— start of SOURCE EXTRACT —

Saturday, February 25, 2012

One Moment In Time




It is taking me a little time to say something about Whitney Houston’s death.  I have been living in my head a lot lately and her death has my mind searching for a place of peace about it.

 I am a singer.  As a singer, I have always looked for songs that I could identify with, learn and perform.  More than being a singer though, I love music.  Good music.  One of my schoolmates used to call me Whitney at a point, which I was honored to be called.  I don’t think she ever called me by my name.  Now that the real Whitney has gone when I look back, I can remember all the moments that her music shaped my life.

It was One moment in time that taught me about dreaming for something bigger in life.  In addition, that song showed me how to place emotion into my vocal performance.  One of my best performances was singing that song at a graduation while pregnant with my first son.  I learnt that night that its very hard to breathe while performing when you are pregnant.

It was The Greatest Love of All that taught me about loving myself and it was the song that I won Music Radio 97’s Karaoke competition in 2005 after losing badly (ya’ll know that I am a sore loser) the year before.

It was Miracle in 1990 something that told me about a mother’s love and abortion though I would not understand it until my own son was born in 2006.  It taught me about the church and about judgmental views as another school friend sat next to me in a taxi as the song played.  It was the first time I had heard it and she said “that song is abortion, you know” Whether it was true or not, my eyes opened a little that day to the ways of this world, knowing that the church I grew up in could care less about Whitney Houston.

It was Saving all my love for you that the Sunday school teacher told us about how bad secular music was as this woman was singing about infidelity and unfaithfulness.  And while I never condemned Whitney for that song, I would never learn or perform it as it was not what I stood for or ever would want to sing about.

And it was I will always love you that an old boyfriend once told me that he would marry me if I could sing that song for him.  Funny thing is I never tried to sing it at that point.  Maybe subconsciously I knew he was not the one that I would marry even though I thought so at the time.  Too many people tried to sing that song that year and did very poorly at that too.  When I did learn the song, it was too outdated and over performed for me to want to sing it.

— end of SOURCE EXTRACT —

- _WORK TO COMPLETE_
Write the next part of the blog post about Whitney Houston's songs, picking up after its last sentence. The records aren't needed for this.

— start of DATASET ENTRIES —

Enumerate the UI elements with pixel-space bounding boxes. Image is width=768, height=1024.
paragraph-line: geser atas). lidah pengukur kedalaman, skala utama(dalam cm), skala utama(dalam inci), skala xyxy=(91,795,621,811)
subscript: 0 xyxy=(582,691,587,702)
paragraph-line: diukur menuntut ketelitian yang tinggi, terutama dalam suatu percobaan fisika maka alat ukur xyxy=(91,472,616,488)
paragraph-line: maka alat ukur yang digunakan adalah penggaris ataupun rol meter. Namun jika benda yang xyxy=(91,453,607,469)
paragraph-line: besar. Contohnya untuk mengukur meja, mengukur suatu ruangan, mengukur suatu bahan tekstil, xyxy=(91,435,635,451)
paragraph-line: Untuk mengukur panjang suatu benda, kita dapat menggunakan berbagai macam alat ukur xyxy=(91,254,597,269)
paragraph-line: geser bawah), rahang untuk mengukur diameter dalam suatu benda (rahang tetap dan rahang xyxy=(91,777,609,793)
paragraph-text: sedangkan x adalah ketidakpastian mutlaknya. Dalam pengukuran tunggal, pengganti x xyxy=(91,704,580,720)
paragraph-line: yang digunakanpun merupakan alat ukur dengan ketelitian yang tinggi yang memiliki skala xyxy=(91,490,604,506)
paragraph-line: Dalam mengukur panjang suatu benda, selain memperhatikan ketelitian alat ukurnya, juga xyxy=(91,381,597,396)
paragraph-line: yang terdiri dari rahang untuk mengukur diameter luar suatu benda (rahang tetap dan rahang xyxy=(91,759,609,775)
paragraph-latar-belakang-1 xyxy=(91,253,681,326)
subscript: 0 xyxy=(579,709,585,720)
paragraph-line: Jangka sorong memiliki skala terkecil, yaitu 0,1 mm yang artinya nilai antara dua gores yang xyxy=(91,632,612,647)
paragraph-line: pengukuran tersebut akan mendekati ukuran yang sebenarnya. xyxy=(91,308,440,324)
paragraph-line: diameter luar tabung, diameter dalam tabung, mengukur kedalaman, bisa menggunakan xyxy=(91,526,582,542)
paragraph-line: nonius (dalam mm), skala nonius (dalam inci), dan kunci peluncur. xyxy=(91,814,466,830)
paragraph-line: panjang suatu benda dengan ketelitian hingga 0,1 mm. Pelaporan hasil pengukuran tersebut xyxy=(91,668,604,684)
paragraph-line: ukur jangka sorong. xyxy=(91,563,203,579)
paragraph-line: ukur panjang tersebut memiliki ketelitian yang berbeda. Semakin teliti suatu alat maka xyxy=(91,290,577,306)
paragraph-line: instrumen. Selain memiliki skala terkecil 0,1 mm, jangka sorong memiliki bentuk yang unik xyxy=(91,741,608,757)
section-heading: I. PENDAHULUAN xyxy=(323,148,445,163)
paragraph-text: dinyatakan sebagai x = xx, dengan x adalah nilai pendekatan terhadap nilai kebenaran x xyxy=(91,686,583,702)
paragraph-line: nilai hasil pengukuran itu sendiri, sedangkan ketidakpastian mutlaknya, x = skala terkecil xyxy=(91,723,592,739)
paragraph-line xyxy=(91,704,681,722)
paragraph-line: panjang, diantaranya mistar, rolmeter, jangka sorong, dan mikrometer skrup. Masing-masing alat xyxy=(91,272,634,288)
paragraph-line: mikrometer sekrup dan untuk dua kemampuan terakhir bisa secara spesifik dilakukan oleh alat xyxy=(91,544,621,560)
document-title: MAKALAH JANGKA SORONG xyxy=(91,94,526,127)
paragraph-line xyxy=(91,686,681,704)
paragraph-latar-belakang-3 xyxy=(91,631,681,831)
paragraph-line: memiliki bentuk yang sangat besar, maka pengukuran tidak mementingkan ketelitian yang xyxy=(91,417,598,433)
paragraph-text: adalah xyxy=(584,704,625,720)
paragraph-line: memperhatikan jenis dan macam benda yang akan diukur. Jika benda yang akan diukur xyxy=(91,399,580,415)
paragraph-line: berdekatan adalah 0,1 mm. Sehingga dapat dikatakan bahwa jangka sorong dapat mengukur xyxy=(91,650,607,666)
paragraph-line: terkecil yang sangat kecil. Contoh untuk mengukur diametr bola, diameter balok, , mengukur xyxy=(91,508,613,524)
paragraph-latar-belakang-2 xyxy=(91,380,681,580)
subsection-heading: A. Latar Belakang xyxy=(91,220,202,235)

— end of DATASET ENTRIES —
— start of DATASET ENTRIES —

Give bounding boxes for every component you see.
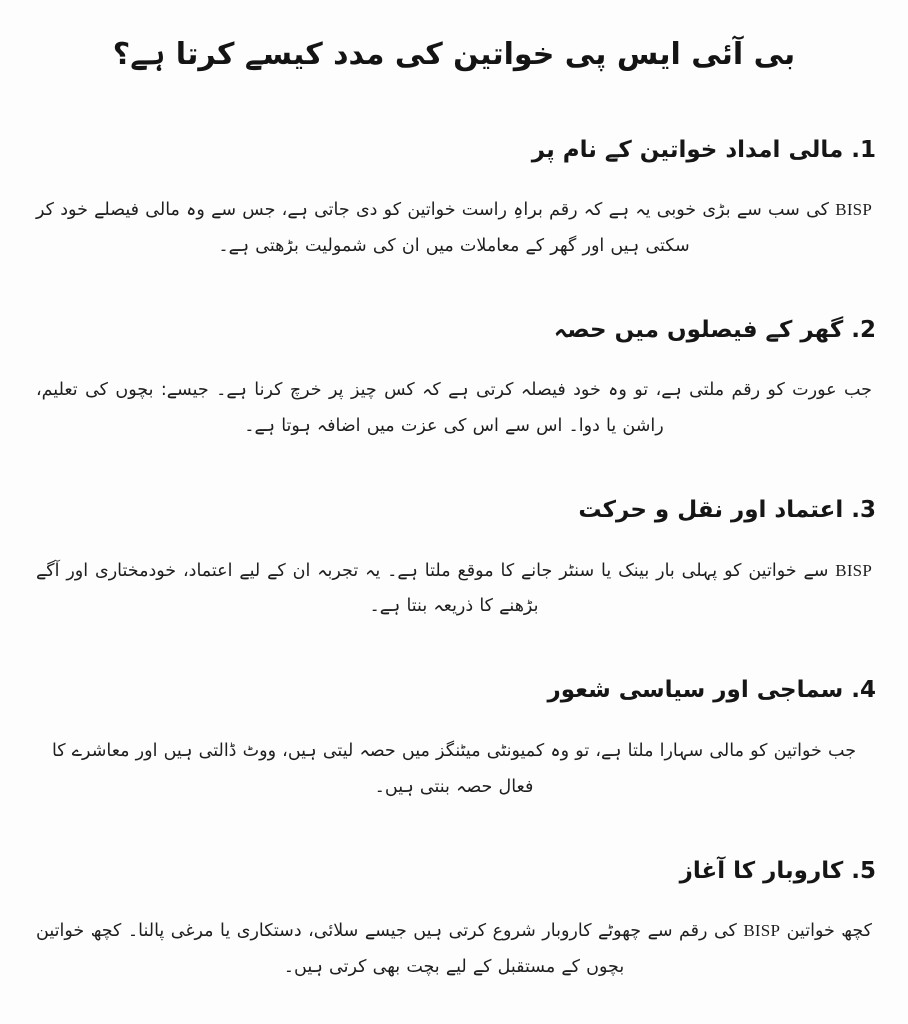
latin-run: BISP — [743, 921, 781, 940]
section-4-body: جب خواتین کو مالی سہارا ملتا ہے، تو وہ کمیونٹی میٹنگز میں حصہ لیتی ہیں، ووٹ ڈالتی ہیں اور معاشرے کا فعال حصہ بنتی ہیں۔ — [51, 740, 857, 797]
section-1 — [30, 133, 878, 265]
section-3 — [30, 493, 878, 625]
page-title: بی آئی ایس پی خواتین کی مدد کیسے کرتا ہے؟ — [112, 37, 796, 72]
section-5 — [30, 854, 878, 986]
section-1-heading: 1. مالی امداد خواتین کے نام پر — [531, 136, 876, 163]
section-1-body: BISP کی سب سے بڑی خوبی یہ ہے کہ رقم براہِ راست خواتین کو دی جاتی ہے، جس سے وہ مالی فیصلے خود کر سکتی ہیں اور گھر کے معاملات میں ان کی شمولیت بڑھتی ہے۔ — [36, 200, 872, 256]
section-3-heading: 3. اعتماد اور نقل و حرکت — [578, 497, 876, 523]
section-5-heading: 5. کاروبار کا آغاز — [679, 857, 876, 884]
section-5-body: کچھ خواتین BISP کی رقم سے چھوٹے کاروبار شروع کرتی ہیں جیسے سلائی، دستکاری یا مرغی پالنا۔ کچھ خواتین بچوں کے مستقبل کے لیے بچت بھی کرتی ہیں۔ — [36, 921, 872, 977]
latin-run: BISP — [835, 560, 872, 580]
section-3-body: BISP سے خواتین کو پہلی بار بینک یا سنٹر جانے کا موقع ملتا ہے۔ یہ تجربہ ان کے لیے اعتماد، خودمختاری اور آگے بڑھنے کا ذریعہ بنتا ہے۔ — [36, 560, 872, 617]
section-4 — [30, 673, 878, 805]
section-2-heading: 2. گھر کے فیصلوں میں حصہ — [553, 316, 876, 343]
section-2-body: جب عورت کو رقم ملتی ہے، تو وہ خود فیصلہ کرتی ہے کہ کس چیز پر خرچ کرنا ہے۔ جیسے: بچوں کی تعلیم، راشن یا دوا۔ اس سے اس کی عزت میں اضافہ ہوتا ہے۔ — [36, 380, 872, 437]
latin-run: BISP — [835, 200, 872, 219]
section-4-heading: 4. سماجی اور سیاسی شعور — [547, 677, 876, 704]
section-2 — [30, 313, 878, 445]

— end of DATASET ENTRIES —

- _REPLY TO THE EXERCISE_
And It was I have nothing, that the was the wrong song the dj played at a competition I entered.  I had to go way down south to a bar for the show and when I cued the music the dj played the wrong track.  I knew the song but I wasn’t prepared to perform it.  One member of the audience said, “people need to stop singing these old Whitney Houston songs now, geez”.  And I did stop for some time, adding in Alicia Keys, Fantasia, Jennifer Hudson and now Adele.  I also learnt that night to beware of deejays; they could ruin your performance.

I did not stop singing I believe in you and me though, which I sang at many weddings including my own.  My manager at the time insisted that I sing that night and so I did with a soundtrack that I borrowed from Francis Prime who was the saxophonist for our wedding reception.

About a month ago, I purchased the soundtrack for I look to you.  Whitney Houston had finally started singing again.  Her troubled life was reflected in her voice, a sad vestige of her former glory but full of hope for better days.  I used to pray for Whitney Houston you know.  Laugh if you will but I knew that the God she served also heard my prayers and I had hoped and prayed that she would live and sing again.  And my prayers were answered and she sang I look to you in a key so low reserved for altos.  I would sing a lower range song when I had a cold and could not hit high notes very well.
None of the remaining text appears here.